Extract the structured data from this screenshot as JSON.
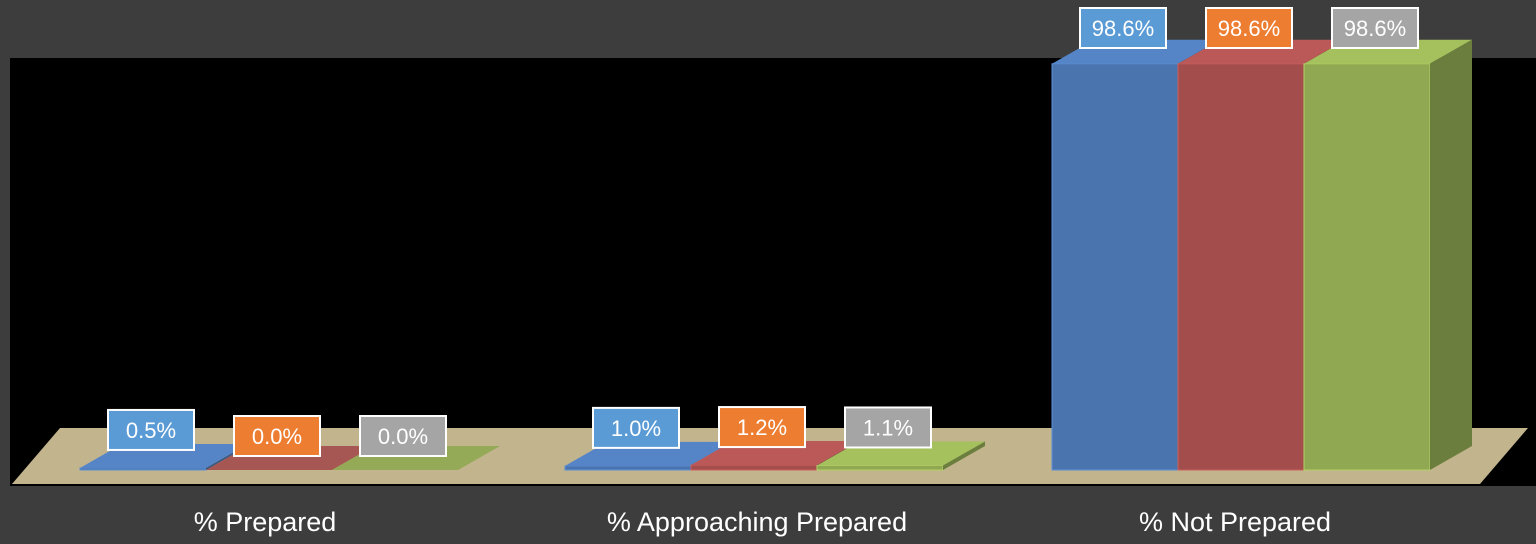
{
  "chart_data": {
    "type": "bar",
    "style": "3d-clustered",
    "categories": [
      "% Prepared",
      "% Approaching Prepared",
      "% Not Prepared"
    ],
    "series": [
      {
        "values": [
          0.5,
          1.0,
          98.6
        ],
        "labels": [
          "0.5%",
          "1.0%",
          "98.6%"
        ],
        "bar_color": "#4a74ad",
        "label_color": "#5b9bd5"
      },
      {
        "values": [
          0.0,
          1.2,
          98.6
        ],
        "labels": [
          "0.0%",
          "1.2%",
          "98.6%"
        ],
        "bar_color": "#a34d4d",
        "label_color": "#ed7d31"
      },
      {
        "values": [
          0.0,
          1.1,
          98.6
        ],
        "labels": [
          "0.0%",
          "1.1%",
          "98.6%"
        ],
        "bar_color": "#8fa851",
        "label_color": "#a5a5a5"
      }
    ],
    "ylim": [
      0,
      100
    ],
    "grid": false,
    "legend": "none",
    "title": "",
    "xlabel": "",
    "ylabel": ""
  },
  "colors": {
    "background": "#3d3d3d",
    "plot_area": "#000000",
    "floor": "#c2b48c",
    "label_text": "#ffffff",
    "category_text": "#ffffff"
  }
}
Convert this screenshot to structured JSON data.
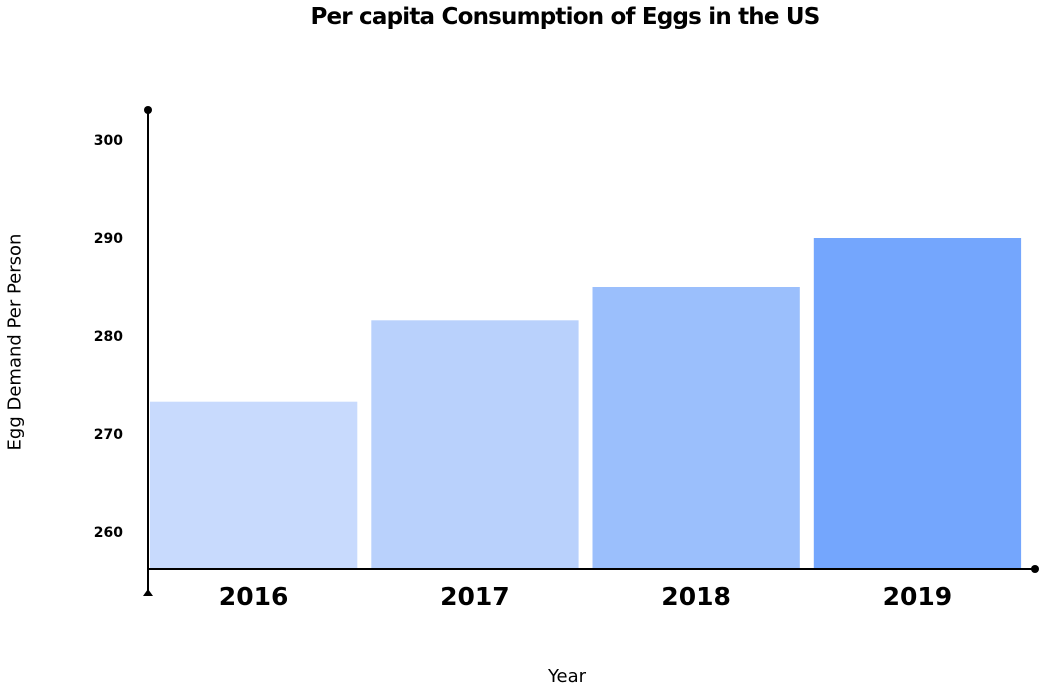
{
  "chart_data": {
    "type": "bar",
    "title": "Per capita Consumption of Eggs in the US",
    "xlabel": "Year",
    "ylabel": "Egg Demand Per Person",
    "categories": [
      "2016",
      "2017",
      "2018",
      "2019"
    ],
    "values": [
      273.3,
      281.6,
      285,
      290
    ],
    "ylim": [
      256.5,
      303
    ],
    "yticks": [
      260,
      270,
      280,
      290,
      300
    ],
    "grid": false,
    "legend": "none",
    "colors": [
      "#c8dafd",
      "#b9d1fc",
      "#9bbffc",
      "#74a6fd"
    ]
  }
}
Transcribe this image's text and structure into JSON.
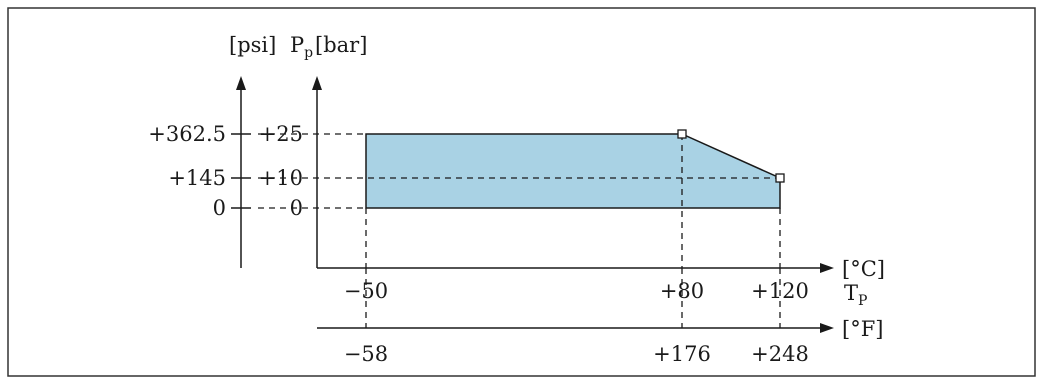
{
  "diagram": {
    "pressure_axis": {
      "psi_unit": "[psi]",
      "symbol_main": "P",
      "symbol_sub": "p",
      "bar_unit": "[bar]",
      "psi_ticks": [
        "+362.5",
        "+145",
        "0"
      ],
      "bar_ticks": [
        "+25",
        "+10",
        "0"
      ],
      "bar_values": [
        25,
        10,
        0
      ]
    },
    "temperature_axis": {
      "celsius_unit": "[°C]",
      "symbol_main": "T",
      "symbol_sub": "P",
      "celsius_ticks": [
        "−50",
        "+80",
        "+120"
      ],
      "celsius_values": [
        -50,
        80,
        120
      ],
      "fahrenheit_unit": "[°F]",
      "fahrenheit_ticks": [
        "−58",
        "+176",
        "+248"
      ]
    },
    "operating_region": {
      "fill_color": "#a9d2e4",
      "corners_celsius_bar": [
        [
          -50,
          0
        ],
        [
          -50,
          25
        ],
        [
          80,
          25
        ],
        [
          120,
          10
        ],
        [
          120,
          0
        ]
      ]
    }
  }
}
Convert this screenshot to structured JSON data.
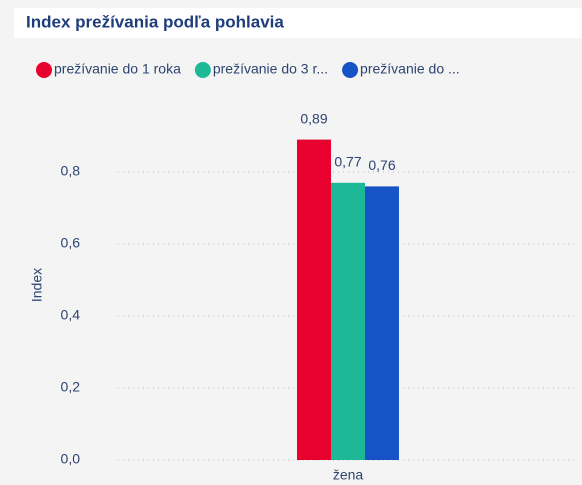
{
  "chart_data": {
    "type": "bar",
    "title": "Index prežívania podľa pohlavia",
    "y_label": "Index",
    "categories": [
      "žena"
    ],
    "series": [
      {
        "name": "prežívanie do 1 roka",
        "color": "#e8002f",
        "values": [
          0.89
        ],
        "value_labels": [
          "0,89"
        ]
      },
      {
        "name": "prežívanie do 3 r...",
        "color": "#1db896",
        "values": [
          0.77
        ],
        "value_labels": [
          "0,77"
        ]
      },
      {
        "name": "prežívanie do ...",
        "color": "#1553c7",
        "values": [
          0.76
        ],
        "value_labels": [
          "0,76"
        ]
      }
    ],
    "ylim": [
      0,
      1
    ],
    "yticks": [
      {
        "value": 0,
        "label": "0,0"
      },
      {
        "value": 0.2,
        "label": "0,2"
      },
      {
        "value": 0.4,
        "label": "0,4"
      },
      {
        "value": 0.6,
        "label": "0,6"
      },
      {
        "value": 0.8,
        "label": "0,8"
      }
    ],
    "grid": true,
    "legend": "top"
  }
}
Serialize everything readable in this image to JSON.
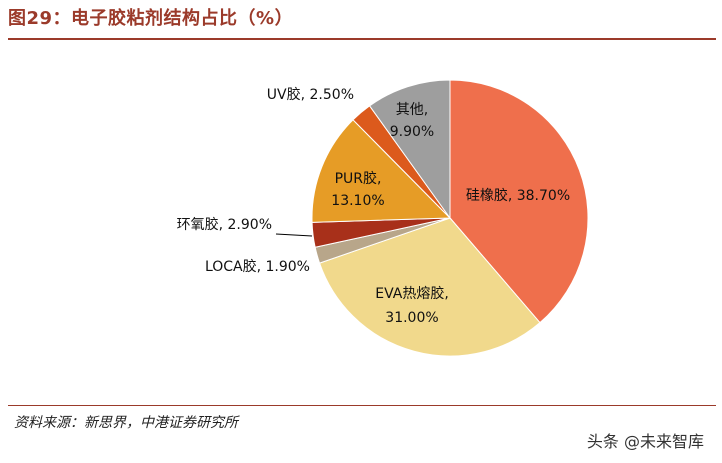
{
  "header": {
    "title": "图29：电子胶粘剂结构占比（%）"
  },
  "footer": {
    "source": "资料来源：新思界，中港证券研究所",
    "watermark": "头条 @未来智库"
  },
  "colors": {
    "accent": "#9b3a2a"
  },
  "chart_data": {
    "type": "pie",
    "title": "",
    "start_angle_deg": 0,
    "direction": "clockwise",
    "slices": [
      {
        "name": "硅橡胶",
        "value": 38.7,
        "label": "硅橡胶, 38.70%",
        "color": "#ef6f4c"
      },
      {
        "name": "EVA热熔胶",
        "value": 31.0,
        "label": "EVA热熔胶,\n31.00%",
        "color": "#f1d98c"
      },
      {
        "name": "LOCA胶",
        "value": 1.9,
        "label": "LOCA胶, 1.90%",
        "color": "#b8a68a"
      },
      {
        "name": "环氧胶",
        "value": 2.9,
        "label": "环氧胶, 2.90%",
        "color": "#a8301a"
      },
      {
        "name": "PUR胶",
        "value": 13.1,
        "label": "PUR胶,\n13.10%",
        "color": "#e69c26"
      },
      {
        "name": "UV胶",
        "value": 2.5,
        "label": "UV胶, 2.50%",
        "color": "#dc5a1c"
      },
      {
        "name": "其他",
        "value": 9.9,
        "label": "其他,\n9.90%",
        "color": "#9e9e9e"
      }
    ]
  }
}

..............................

Retype each line of the listing above word for word. Exclude the pictures.

Extract the structured data from this screenshot as JSON.
{
  "chart_data": {
    "type": "bar",
    "style": "3d-clustered",
    "categories": [
      "% Prepared",
      "% Approaching Prepared",
      "% Not Prepared"
    ],
    "series": [
      {
        "values": [
          0.5,
          1.0,
          98.6
        ],
        "labels": [
          "0.5%",
          "1.0%",
          "98.6%"
        ],
        "bar_color": "#4a74ad",
        "label_color": "#5b9bd5"
      },
      {
        "values": [
          0.0,
          1.2,
          98.6
        ],
        "labels": [
          "0.0%",
          "1.2%",
          "98.6%"
        ],
        "bar_color": "#a34d4d",
        "label_color": "#ed7d31"
      },
      {
        "values": [
          0.0,
          1.1,
          98.6
        ],
        "labels": [
          "0.0%",
          "1.1%",
          "98.6%"
        ],
        "bar_color": "#8fa851",
        "label_color": "#a5a5a5"
      }
    ],
    "ylim": [
      0,
      100
    ],
    "grid": false,
    "legend": "none",
    "title": "",
    "xlabel": "",
    "ylabel": ""
  },
  "colors": {
    "background": "#3d3d3d",
    "plot_area": "#000000",
    "floor": "#c2b48c",
    "label_text": "#ffffff",
    "category_text": "#ffffff"
  }
}
Convert this screenshot to structured JSON data.
{
  "chart_data": {
    "type": "bar",
    "title": "Per capita Consumption of Eggs in the US",
    "xlabel": "Year",
    "ylabel": "Egg Demand Per Person",
    "categories": [
      "2016",
      "2017",
      "2018",
      "2019"
    ],
    "values": [
      273.3,
      281.6,
      285,
      290
    ],
    "ylim": [
      256.5,
      303
    ],
    "yticks": [
      260,
      270,
      280,
      290,
      300
    ],
    "grid": false,
    "legend": "none",
    "colors": [
      "#c8dafd",
      "#b9d1fc",
      "#9bbffc",
      "#74a6fd"
    ]
  }
}
Transcribe this image's text and structure into JSON.
{
  "diagram": {
    "pressure_axis": {
      "psi_unit": "[psi]",
      "symbol_main": "P",
      "symbol_sub": "p",
      "bar_unit": "[bar]",
      "psi_ticks": [
        "+362.5",
        "+145",
        "0"
      ],
      "bar_ticks": [
        "+25",
        "+10",
        "0"
      ],
      "bar_values": [
        25,
        10,
        0
      ]
    },
    "temperature_axis": {
      "celsius_unit": "[°C]",
      "symbol_main": "T",
      "symbol_sub": "P",
      "celsius_ticks": [
        "−50",
        "+80",
        "+120"
      ],
      "celsius_values": [
        -50,
        80,
        120
      ],
      "fahrenheit_unit": "[°F]",
      "fahrenheit_ticks": [
        "−58",
        "+176",
        "+248"
      ]
    },
    "operating_region": {
      "fill_color": "#a9d2e4",
      "corners_celsius_bar": [
        [
          -50,
          0
        ],
        [
          -50,
          25
        ],
        [
          80,
          25
        ],
        [
          120,
          10
        ],
        [
          120,
          0
        ]
      ]
    }
  }
}
Convert this screenshot to structured JSON data.
{
  "chart_data": {
    "type": "bar",
    "title": "Index prežívania podľa pohlavia",
    "y_label": "Index",
    "categories": [
      "žena"
    ],
    "series": [
      {
        "name": "prežívanie do 1 roka",
        "color": "#e8002f",
        "values": [
          0.89
        ],
        "value_labels": [
          "0,89"
        ]
      },
      {
        "name": "prežívanie do 3 r...",
        "color": "#1db896",
        "values": [
          0.77
        ],
        "value_labels": [
          "0,77"
        ]
      },
      {
        "name": "prežívanie do ...",
        "color": "#1553c7",
        "values": [
          0.76
        ],
        "value_labels": [
          "0,76"
        ]
      }
    ],
    "ylim": [
      0,
      1
    ],
    "yticks": [
      {
        "value": 0,
        "label": "0,0"
      },
      {
        "value": 0.2,
        "label": "0,2"
      },
      {
        "value": 0.4,
        "label": "0,4"
      },
      {
        "value": 0.6,
        "label": "0,6"
      },
      {
        "value": 0.8,
        "label": "0,8"
      }
    ],
    "grid": true,
    "legend": "top"
  }
}
Serialize everything readable in this image to JSON.
{
  "header": {
    "title": "图29：电子胶粘剂结构占比（%）"
  },
  "footer": {
    "source": "资料来源：新思界，中港证券研究所",
    "watermark": "头条 @未来智库"
  },
  "colors": {
    "accent": "#9b3a2a"
  },
  "chart_data": {
    "type": "pie",
    "title": "",
    "start_angle_deg": 0,
    "direction": "clockwise",
    "slices": [
      {
        "name": "硅橡胶",
        "value": 38.7,
        "label": "硅橡胶, 38.70%",
        "color": "#ef6f4c"
      },
      {
        "name": "EVA热熔胶",
        "value": 31.0,
        "label": "EVA热熔胶,\n31.00%",
        "color": "#f1d98c"
      },
      {
        "name": "LOCA胶",
        "value": 1.9,
        "label": "LOCA胶, 1.90%",
        "color": "#b8a68a"
      },
      {
        "name": "环氧胶",
        "value": 2.9,
        "label": "环氧胶, 2.90%",
        "color": "#a8301a"
      },
      {
        "name": "PUR胶",
        "value": 13.1,
        "label": "PUR胶,\n13.10%",
        "color": "#e69c26"
      },
      {
        "name": "UV胶",
        "value": 2.5,
        "label": "UV胶, 2.50%",
        "color": "#dc5a1c"
      },
      {
        "name": "其他",
        "value": 9.9,
        "label": "其他,\n9.90%",
        "color": "#9e9e9e"
      }
    ]
  }
}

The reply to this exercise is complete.